Exercise aim :: Each record must be retyped in full. No character may differ.

Dataset entries

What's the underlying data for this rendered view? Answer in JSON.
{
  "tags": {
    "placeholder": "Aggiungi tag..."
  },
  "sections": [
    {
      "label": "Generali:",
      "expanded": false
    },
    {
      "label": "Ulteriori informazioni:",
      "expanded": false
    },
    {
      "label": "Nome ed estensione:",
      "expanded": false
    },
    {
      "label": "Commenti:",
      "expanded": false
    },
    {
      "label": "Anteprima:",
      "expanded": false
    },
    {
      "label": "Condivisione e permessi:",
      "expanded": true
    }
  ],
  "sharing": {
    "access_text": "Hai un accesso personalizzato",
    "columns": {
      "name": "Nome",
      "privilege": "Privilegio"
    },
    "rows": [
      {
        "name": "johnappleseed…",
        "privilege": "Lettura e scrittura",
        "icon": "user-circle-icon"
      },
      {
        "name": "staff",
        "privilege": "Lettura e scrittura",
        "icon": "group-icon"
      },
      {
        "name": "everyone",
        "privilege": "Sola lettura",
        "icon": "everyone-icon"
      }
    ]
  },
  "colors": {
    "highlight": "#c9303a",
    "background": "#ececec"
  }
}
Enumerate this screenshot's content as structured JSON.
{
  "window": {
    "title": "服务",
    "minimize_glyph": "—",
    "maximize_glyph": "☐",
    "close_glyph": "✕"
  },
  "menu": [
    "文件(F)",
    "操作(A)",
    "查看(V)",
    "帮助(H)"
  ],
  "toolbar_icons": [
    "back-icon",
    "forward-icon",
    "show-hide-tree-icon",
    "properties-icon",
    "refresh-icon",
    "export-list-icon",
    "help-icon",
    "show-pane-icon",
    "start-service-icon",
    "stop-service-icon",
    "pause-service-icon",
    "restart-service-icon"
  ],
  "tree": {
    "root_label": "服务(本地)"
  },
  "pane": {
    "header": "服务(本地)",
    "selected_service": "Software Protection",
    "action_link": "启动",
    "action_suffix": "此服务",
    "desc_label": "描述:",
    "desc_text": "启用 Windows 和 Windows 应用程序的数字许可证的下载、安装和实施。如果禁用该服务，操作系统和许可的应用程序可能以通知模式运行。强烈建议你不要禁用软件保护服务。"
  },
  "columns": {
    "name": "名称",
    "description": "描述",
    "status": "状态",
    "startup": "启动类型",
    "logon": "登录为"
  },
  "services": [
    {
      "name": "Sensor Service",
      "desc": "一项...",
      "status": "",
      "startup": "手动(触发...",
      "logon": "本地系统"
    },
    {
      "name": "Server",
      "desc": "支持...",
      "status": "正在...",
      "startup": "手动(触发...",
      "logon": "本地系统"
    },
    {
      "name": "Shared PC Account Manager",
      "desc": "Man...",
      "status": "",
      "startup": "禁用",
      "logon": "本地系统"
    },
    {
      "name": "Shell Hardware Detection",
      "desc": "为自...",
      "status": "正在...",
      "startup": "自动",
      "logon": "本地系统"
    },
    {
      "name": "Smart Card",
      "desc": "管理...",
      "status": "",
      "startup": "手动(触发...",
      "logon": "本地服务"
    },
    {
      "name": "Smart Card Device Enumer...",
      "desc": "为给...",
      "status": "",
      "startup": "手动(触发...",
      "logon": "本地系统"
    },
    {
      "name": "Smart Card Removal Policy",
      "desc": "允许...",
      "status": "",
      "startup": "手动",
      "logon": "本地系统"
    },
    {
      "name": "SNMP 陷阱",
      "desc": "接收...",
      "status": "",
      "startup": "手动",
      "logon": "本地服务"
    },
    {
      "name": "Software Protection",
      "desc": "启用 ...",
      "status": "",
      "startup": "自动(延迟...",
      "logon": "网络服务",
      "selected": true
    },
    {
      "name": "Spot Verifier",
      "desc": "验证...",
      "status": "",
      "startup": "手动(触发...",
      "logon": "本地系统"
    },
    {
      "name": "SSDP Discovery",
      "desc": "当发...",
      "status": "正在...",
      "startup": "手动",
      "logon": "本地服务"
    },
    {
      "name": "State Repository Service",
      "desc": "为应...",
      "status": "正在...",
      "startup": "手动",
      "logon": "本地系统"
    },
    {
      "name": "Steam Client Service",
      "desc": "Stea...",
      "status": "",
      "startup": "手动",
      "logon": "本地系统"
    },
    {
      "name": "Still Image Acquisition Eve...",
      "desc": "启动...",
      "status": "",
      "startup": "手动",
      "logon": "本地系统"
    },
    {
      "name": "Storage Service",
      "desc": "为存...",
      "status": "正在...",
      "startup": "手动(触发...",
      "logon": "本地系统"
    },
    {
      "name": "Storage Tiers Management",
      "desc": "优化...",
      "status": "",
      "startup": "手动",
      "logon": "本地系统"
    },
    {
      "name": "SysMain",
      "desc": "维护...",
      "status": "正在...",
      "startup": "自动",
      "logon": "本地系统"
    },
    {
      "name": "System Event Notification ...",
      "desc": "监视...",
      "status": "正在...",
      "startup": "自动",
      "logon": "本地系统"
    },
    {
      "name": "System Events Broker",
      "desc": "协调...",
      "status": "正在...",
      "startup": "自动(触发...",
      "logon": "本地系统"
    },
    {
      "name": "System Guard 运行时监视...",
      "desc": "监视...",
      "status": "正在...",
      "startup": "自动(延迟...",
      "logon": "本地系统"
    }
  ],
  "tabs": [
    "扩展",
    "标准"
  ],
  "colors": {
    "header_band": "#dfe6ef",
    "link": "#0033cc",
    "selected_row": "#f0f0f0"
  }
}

Written response ::
What's the underlying data for this rendered view? Answer in JSON.
{
  "tags": {
    "placeholder": "Aggiungi tag..."
  },
  "sections": [
    {
      "label": "Generali:",
      "expanded": false
    },
    {
      "label": "Ulteriori informazioni:",
      "expanded": false
    },
    {
      "label": "Nome ed estensione:",
      "expanded": false
    },
    {
      "label": "Commenti:",
      "expanded": false
    },
    {
      "label": "Anteprima:",
      "expanded": false
    },
    {
      "label": "Condivisione e permessi:",
      "expanded": true
    }
  ],
  "sharing": {
    "access_text": "Hai un accesso personalizzato",
    "columns": {
      "name": "Nome",
      "privilege": "Privilegio"
    },
    "rows": [
      {
        "name": "johnappleseed…",
        "privilege": "Lettura e scrittura",
        "icon": "user-circle-icon"
      },
      {
        "name": "staff",
        "privilege": "Lettura e scrittura",
        "icon": "group-icon"
      },
      {
        "name": "everyone",
        "privilege": "Sola lettura",
        "icon": "everyone-icon"
      }
    ]
  },
  "colors": {
    "highlight": "#c9303a",
    "background": "#ececec"
  }
}
Enumerate this screenshot's content as structured JSON.
{
  "window": {
    "title": "服务",
    "minimize_glyph": "—",
    "maximize_glyph": "☐",
    "close_glyph": "✕"
  },
  "menu": [
    "文件(F)",
    "操作(A)",
    "查看(V)",
    "帮助(H)"
  ],
  "toolbar_icons": [
    "back-icon",
    "forward-icon",
    "show-hide-tree-icon",
    "properties-icon",
    "refresh-icon",
    "export-list-icon",
    "help-icon",
    "show-pane-icon",
    "start-service-icon",
    "stop-service-icon",
    "pause-service-icon",
    "restart-service-icon"
  ],
  "tree": {
    "root_label": "服务(本地)"
  },
  "pane": {
    "header": "服务(本地)",
    "selected_service": "Software Protection",
    "action_link": "启动",
    "action_suffix": "此服务",
    "desc_label": "描述:",
    "desc_text": "启用 Windows 和 Windows 应用程序的数字许可证的下载、安装和实施。如果禁用该服务，操作系统和许可的应用程序可能以通知模式运行。强烈建议你不要禁用软件保护服务。"
  },
  "columns": {
    "name": "名称",
    "description": "描述",
    "status": "状态",
    "startup": "启动类型",
    "logon": "登录为"
  },
  "services": [
    {
      "name": "Sensor Service",
      "desc": "一项...",
      "status": "",
      "startup": "手动(触发...",
      "logon": "本地系统"
    },
    {
      "name": "Server",
      "desc": "支持...",
      "status": "正在...",
      "startup": "手动(触发...",
      "logon": "本地系统"
    },
    {
      "name": "Shared PC Account Manager",
      "desc": "Man...",
      "status": "",
      "startup": "禁用",
      "logon": "本地系统"
    },
    {
      "name": "Shell Hardware Detection",
      "desc": "为自...",
      "status": "正在...",
      "startup": "自动",
      "logon": "本地系统"
    },
    {
      "name": "Smart Card",
      "desc": "管理...",
      "status": "",
      "startup": "手动(触发...",
      "logon": "本地服务"
    },
    {
      "name": "Smart Card Device Enumer...",
      "desc": "为给...",
      "status": "",
      "startup": "手动(触发...",
      "logon": "本地系统"
    },
    {
      "name": "Smart Card Removal Policy",
      "desc": "允许...",
      "status": "",
      "startup": "手动",
      "logon": "本地系统"
    },
    {
      "name": "SNMP 陷阱",
      "desc": "接收...",
      "status": "",
      "startup": "手动",
      "logon": "本地服务"
    },
    {
      "name": "Software Protection",
      "desc": "启用 ...",
      "status": "",
      "startup": "自动(延迟...",
      "logon": "网络服务",
      "selected": true
    },
    {
      "name": "Spot Verifier",
      "desc": "验证...",
      "status": "",
      "startup": "手动(触发...",
      "logon": "本地系统"
    },
    {
      "name": "SSDP Discovery",
      "desc": "当发...",
      "status": "正在...",
      "startup": "手动",
      "logon": "本地服务"
    },
    {
      "name": "State Repository Service",
      "desc": "为应...",
      "status": "正在...",
      "startup": "手动",
      "logon": "本地系统"
    },
    {
      "name": "Steam Client Service",
      "desc": "Stea...",
      "status": "",
      "startup": "手动",
      "logon": "本地系统"
    },
    {
      "name": "Still Image Acquisition Eve...",
      "desc": "启动...",
      "status": "",
      "startup": "手动",
      "logon": "本地系统"
    },
    {
      "name": "Storage Service",
      "desc": "为存...",
      "status": "正在...",
      "startup": "手动(触发...",
      "logon": "本地系统"
    },
    {
      "name": "Storage Tiers Management",
      "desc": "优化...",
      "status": "",
      "startup": "手动",
      "logon": "本地系统"
    },
    {
      "name": "SysMain",
      "desc": "维护...",
      "status": "正在...",
      "startup": "自动",
      "logon": "本地系统"
    },
    {
      "name": "System Event Notification ...",
      "desc": "监视...",
      "status": "正在...",
      "startup": "自动",
      "logon": "本地系统"
    },
    {
      "name": "System Events Broker",
      "desc": "协调...",
      "status": "正在...",
      "startup": "自动(触发...",
      "logon": "本地系统"
    },
    {
      "name": "System Guard 运行时监视...",
      "desc": "监视...",
      "status": "正在...",
      "startup": "自动(延迟...",
      "logon": "本地系统"
    }
  ],
  "tabs": [
    "扩展",
    "标准"
  ],
  "colors": {
    "header_band": "#dfe6ef",
    "link": "#0033cc",
    "selected_row": "#f0f0f0"
  }
}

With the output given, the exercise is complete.